***** Given data *****

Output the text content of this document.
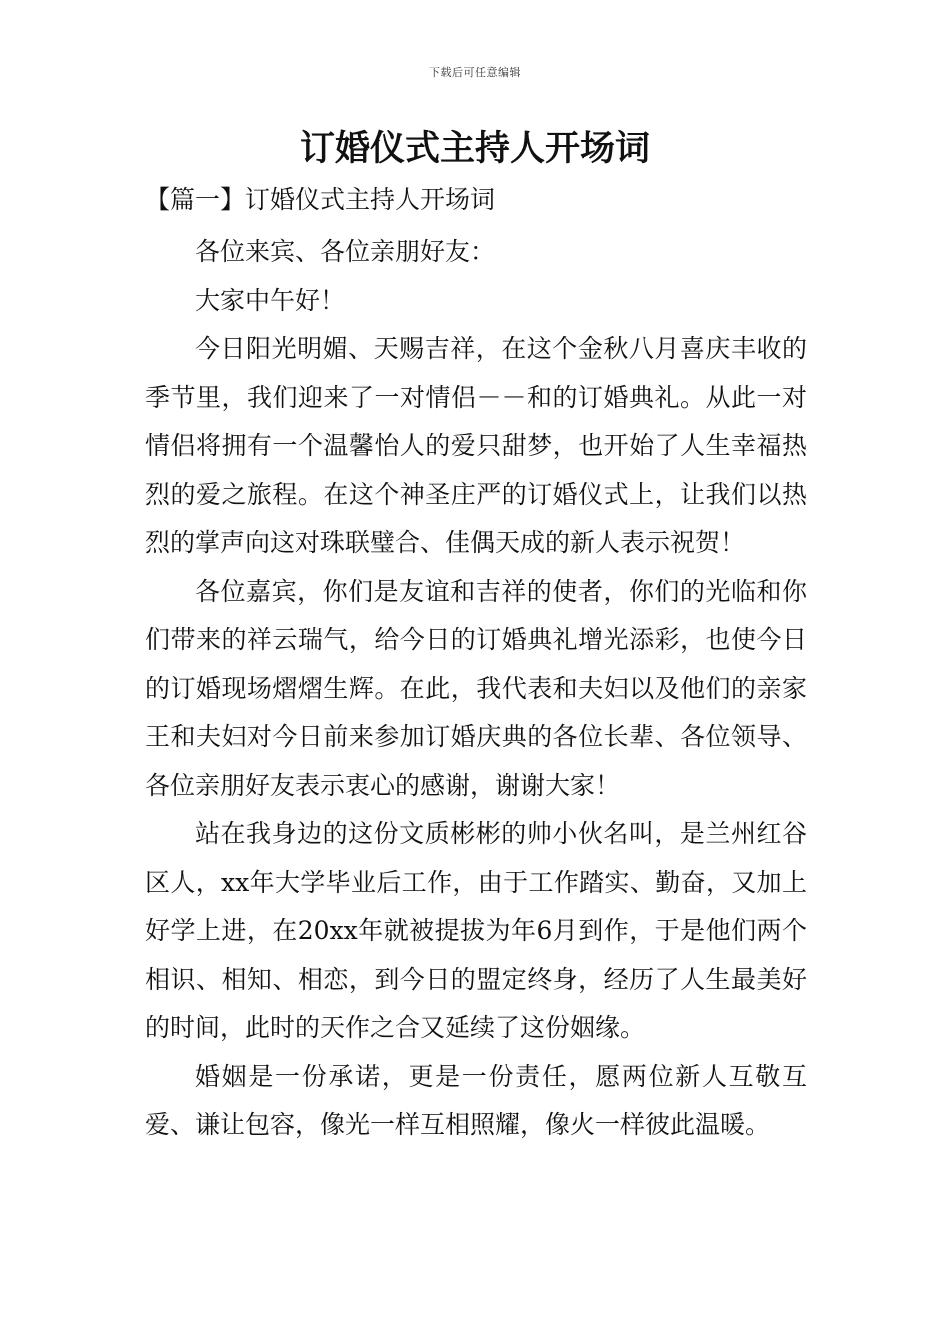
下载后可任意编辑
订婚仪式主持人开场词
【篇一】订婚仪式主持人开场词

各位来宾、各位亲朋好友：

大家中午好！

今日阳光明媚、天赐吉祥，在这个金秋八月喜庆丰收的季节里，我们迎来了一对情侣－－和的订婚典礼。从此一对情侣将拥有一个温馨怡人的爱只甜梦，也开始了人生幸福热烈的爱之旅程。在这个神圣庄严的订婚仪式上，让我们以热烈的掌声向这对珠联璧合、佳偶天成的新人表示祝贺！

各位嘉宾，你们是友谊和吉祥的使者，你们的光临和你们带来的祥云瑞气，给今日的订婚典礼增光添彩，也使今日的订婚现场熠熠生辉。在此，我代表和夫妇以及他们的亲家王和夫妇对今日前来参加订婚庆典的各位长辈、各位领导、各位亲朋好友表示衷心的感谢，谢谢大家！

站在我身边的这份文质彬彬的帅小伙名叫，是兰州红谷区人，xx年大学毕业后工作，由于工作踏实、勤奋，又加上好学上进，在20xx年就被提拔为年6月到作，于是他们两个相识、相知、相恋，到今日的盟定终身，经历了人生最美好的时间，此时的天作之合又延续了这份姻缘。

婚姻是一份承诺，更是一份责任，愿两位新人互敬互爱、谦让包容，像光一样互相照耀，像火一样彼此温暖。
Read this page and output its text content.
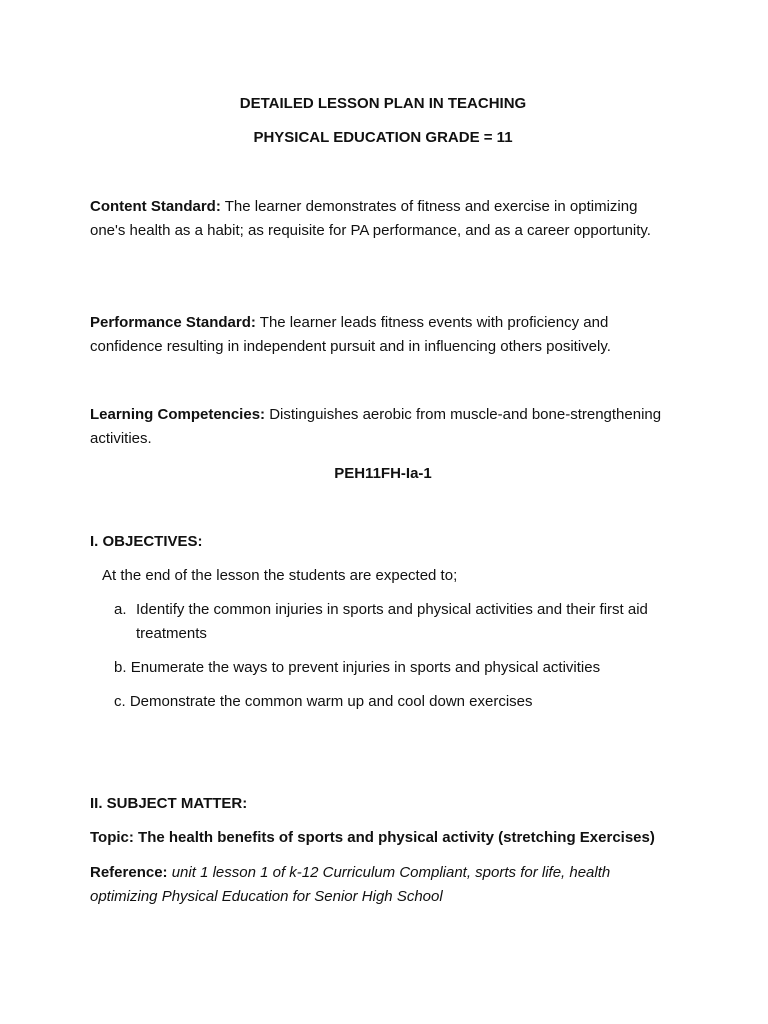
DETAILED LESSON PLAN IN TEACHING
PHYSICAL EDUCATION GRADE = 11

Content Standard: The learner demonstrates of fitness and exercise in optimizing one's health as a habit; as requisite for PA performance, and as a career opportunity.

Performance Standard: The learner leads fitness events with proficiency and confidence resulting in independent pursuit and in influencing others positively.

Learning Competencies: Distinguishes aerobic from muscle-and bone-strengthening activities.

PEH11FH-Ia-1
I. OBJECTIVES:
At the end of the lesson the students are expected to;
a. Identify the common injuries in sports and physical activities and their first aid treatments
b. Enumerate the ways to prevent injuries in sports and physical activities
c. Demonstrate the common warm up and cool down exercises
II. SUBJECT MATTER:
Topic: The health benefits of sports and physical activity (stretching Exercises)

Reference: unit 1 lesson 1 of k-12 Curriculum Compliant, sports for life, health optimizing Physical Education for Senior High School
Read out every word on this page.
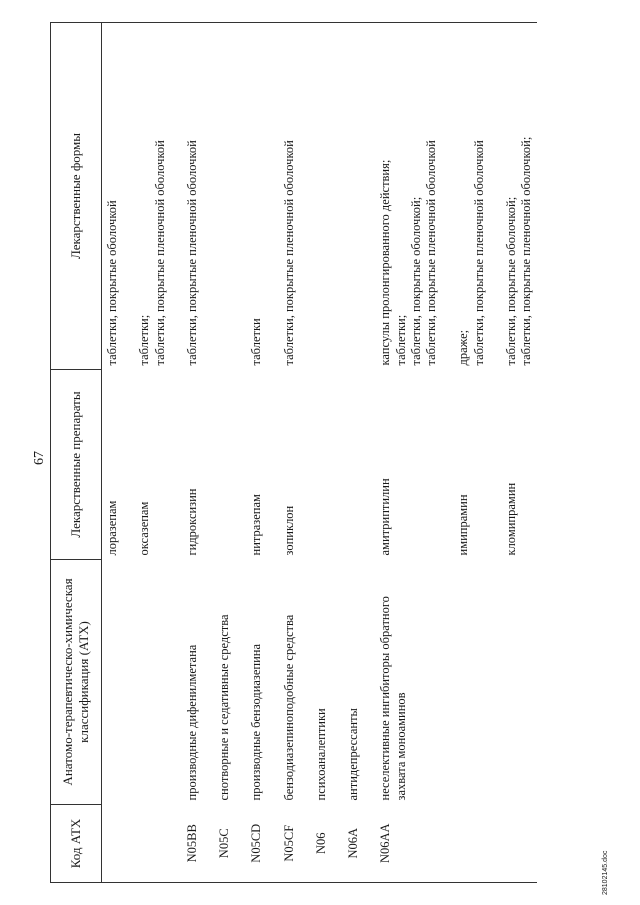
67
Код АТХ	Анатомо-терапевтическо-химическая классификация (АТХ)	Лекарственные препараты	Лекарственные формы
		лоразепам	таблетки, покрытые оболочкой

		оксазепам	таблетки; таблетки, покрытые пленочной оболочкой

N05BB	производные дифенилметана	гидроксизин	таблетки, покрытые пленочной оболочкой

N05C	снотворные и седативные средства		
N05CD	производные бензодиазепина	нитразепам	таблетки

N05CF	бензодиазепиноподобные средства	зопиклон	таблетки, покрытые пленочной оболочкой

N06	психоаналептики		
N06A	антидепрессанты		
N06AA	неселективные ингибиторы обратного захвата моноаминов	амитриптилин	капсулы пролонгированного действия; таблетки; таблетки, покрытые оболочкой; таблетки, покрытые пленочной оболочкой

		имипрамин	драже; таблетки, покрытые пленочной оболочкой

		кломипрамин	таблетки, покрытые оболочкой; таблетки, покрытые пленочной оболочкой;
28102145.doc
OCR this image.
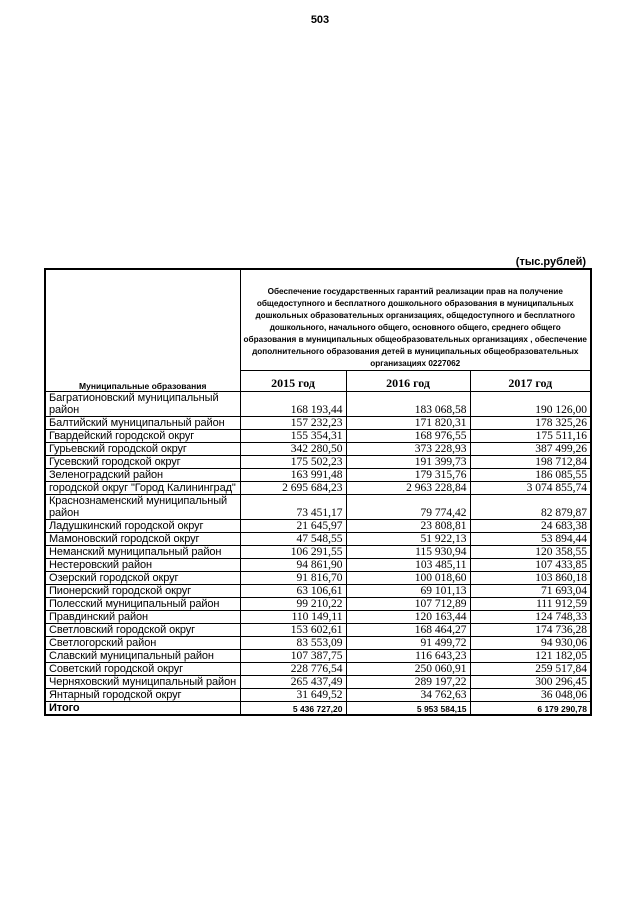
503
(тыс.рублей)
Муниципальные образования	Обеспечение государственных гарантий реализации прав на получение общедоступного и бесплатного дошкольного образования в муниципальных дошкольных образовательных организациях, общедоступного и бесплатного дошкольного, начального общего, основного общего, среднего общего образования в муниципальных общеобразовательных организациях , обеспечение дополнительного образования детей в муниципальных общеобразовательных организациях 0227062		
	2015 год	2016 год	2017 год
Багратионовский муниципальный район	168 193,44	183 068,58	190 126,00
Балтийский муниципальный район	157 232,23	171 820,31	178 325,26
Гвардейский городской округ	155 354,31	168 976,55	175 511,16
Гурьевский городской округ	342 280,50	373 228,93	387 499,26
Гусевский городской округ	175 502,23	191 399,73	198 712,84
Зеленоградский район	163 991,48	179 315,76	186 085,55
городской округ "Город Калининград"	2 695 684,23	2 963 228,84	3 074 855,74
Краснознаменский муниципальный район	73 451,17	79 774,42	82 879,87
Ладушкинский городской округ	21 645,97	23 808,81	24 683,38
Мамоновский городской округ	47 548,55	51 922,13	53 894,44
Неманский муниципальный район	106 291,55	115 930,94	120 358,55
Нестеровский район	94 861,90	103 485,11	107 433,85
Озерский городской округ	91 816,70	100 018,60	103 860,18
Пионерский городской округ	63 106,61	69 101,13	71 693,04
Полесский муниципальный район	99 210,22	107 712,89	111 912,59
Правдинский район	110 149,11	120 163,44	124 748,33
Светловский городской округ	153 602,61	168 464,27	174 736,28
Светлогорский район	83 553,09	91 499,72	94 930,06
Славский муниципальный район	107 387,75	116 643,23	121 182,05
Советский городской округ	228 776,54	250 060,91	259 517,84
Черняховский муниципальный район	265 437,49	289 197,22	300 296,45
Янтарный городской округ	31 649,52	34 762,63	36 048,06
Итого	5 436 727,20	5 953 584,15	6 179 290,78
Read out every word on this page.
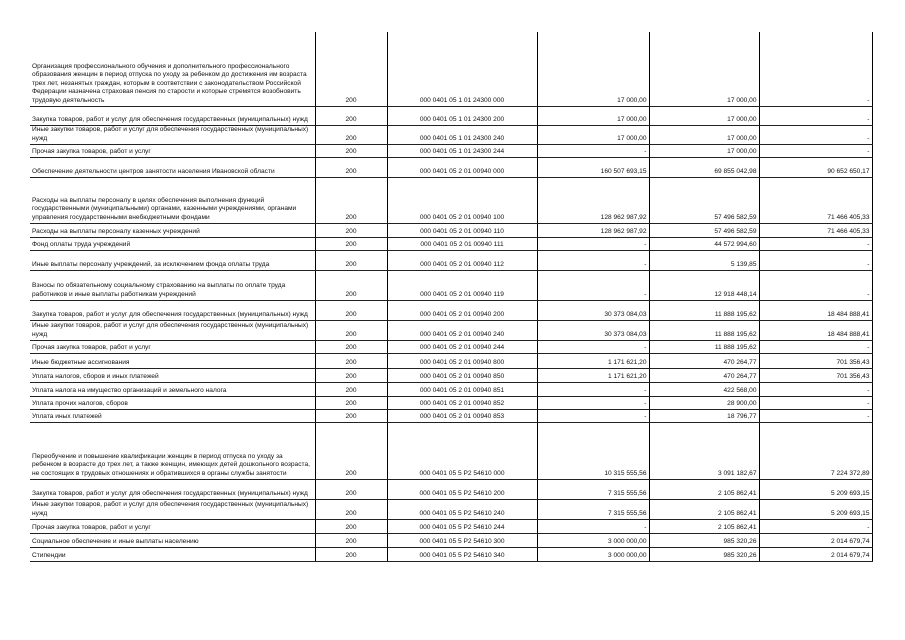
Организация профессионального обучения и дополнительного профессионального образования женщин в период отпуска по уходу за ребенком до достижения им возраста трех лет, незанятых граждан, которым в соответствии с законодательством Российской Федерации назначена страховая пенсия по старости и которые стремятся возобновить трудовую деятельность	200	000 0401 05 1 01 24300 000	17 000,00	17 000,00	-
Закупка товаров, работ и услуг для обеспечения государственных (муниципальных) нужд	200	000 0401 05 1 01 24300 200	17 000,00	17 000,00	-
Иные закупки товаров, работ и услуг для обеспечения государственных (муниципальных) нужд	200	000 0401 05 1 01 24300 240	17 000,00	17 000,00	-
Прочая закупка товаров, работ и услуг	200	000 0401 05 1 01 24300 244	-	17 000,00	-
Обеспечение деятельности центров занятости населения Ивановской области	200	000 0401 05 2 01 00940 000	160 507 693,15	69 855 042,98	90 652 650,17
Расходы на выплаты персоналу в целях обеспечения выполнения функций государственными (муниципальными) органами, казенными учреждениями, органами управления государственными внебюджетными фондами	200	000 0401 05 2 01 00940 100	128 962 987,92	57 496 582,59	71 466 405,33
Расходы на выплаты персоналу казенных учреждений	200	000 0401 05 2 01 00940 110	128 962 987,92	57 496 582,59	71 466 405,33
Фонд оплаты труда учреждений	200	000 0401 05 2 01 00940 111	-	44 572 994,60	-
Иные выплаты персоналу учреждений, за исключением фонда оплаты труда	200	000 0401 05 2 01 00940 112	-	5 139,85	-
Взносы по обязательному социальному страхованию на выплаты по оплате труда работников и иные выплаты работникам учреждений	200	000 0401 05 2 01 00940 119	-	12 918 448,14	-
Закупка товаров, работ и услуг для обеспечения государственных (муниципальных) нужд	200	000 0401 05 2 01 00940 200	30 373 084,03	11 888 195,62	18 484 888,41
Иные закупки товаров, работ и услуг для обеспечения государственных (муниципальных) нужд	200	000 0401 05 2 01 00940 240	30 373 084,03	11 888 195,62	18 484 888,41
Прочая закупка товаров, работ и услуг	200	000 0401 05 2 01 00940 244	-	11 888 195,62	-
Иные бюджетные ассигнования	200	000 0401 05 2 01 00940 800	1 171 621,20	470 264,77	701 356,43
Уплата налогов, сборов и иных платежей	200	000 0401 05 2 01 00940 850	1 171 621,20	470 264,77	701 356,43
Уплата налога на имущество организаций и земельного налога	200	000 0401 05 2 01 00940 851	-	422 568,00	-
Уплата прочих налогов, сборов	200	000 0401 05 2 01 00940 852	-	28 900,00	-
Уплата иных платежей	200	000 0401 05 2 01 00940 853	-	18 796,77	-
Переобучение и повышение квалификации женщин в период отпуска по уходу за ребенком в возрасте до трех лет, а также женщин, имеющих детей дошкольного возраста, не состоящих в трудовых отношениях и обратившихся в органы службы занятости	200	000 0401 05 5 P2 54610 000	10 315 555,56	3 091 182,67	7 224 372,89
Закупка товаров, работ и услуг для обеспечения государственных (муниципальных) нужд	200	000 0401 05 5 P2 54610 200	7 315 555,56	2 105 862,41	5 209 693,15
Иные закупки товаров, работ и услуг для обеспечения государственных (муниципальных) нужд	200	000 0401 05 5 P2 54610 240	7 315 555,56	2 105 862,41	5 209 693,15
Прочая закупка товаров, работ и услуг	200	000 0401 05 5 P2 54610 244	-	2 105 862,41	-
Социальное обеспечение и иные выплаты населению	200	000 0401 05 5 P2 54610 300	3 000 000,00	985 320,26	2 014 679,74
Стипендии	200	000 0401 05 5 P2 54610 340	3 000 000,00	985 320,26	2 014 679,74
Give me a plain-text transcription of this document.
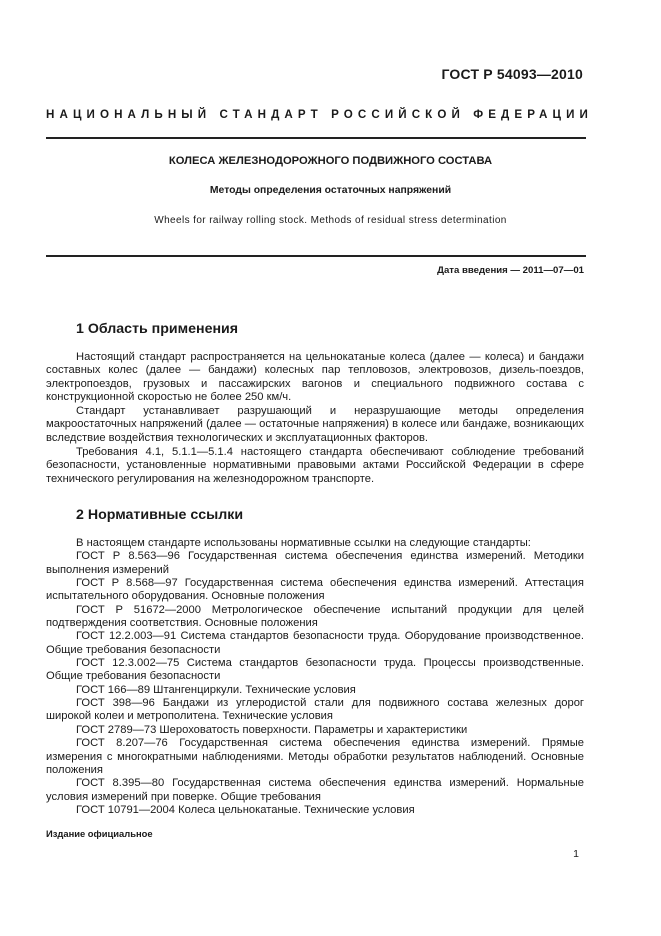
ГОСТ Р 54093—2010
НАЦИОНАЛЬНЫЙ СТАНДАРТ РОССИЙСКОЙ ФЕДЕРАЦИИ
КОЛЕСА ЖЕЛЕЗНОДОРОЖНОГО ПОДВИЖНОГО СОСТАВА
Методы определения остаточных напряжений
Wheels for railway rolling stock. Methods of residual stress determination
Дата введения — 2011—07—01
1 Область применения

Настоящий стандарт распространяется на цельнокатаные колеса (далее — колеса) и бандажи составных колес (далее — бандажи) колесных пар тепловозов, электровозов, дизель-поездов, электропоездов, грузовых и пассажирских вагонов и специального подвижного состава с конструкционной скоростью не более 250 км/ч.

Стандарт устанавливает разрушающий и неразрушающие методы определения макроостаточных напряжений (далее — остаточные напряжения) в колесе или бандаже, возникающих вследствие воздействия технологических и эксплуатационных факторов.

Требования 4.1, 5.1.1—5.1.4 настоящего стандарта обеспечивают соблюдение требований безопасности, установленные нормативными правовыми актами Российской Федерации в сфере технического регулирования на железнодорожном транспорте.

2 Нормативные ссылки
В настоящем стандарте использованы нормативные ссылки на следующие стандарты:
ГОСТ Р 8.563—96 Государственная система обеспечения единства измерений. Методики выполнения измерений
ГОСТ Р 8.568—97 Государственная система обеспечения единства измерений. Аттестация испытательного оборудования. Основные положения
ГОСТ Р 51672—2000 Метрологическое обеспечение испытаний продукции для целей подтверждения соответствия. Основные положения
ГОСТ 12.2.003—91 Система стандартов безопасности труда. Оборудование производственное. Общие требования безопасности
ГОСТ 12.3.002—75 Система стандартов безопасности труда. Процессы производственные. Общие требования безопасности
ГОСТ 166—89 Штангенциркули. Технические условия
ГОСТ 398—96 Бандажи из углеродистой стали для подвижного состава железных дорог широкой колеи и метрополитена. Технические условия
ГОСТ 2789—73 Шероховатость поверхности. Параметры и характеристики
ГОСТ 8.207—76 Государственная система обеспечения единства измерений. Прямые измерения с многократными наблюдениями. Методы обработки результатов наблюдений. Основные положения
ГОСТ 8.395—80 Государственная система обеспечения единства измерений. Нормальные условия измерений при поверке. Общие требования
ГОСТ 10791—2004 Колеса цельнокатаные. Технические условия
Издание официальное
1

*****

The task => From the entries above, copy out every line where the string "напряжений" appears.

Finished exercise =>
Методы определения остаточных напряжений
Стандарт устанавливает разрушающий и неразрушающие методы определения макроостаточных напряжений (далее — остаточные напряжения) в колесе или бандаже, возникающих вследствие воздействия технологических и эксплуатационных факторов.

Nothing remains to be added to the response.